━━━ MATERIAL PROVIDED
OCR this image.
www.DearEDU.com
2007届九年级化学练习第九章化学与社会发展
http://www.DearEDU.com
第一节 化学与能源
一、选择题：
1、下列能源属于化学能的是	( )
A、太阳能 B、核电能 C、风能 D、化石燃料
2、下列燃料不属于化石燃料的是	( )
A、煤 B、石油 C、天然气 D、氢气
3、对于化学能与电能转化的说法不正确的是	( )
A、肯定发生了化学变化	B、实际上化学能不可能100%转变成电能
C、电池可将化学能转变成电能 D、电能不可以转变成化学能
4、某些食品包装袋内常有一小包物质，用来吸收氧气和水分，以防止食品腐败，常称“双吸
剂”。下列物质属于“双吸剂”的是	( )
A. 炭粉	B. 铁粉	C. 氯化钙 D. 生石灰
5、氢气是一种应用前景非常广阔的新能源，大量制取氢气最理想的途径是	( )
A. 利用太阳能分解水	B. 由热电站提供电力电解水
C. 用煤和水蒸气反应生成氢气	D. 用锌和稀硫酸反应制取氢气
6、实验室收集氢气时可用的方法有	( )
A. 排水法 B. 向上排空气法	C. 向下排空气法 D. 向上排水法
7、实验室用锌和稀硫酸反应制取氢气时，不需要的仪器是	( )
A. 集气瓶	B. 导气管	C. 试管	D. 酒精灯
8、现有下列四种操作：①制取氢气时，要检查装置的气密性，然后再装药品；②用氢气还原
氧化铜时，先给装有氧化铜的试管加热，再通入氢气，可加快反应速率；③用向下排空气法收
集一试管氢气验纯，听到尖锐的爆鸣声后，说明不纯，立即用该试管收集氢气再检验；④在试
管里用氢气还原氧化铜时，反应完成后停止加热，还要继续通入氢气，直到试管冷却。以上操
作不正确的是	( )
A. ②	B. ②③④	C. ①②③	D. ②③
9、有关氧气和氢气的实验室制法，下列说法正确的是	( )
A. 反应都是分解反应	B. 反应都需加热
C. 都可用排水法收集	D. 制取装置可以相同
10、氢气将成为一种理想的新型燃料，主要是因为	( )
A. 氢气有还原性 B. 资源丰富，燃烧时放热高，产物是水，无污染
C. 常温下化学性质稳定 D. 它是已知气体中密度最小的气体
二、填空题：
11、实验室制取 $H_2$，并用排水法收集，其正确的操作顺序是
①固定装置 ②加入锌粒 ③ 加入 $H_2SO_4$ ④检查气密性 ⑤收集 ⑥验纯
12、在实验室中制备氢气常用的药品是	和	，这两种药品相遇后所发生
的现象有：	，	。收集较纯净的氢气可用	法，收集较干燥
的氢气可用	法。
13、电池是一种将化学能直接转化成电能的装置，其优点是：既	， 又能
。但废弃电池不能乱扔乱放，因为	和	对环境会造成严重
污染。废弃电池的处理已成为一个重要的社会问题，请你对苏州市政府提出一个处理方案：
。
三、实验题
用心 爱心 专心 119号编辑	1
━━━━━━
Reproduce the material above exactly; please quote every line of it.

OCR this image.
www.DearEDU.com
2007届九年级化学练习第九章化学与社会发展
http://www.DearEDU.com
第一节 化学与能源
一、选择题：
1、下列能源属于化学能的是	( )
A、太阳能 B、核电能 C、风能 D、化石燃料
2、下列燃料不属于化石燃料的是	( )
A、煤 B、石油 C、天然气 D、氢气
3、对于化学能与电能转化的说法不正确的是	( )
A、肯定发生了化学变化	B、实际上化学能不可能100%转变成电能
C、电池可将化学能转变成电能 D、电能不可以转变成化学能
4、某些食品包装袋内常有一小包物质，用来吸收氧气和水分，以防止食品腐败，常称“双吸
剂”。下列物质属于“双吸剂”的是	( )
A. 炭粉	B. 铁粉	C. 氯化钙 D. 生石灰
5、氢气是一种应用前景非常广阔的新能源，大量制取氢气最理想的途径是	( )
A. 利用太阳能分解水	B. 由热电站提供电力电解水
C. 用煤和水蒸气反应生成氢气	D. 用锌和稀硫酸反应制取氢气
6、实验室收集氢气时可用的方法有	( )
A. 排水法 B. 向上排空气法	C. 向下排空气法 D. 向上排水法
7、实验室用锌和稀硫酸反应制取氢气时，不需要的仪器是	( )
A. 集气瓶	B. 导气管	C. 试管	D. 酒精灯
8、现有下列四种操作：①制取氢气时，要检查装置的气密性，然后再装药品；②用氢气还原
氧化铜时，先给装有氧化铜的试管加热，再通入氢气，可加快反应速率；③用向下排空气法收
集一试管氢气验纯，听到尖锐的爆鸣声后，说明不纯，立即用该试管收集氢气再检验；④在试
管里用氢气还原氧化铜时，反应完成后停止加热，还要继续通入氢气，直到试管冷却。以上操
作不正确的是	( )
A. ②	B. ②③④	C. ①②③	D. ②③
9、有关氧气和氢气的实验室制法，下列说法正确的是	( )
A. 反应都是分解反应	B. 反应都需加热
C. 都可用排水法收集	D. 制取装置可以相同
10、氢气将成为一种理想的新型燃料，主要是因为	( )
A. 氢气有还原性 B. 资源丰富，燃烧时放热高，产物是水，无污染
C. 常温下化学性质稳定 D. 它是已知气体中密度最小的气体
二、填空题：
11、实验室制取 $H_2$，并用排水法收集，其正确的操作顺序是
①固定装置 ②加入锌粒 ③ 加入 $H_2SO_4$ ④检查气密性 ⑤收集 ⑥验纯
12、在实验室中制备氢气常用的药品是	和	，这两种药品相遇后所发生
的现象有：	，	。收集较纯净的氢气可用	法，收集较干燥
的氢气可用	法。
13、电池是一种将化学能直接转化成电能的装置，其优点是：既	， 又能
。但废弃电池不能乱扔乱放，因为	和	对环境会造成严重
污染。废弃电池的处理已成为一个重要的社会问题，请你对苏州市政府提出一个处理方案：
。
三、实验题
用心 爱心 专心 119号编辑	1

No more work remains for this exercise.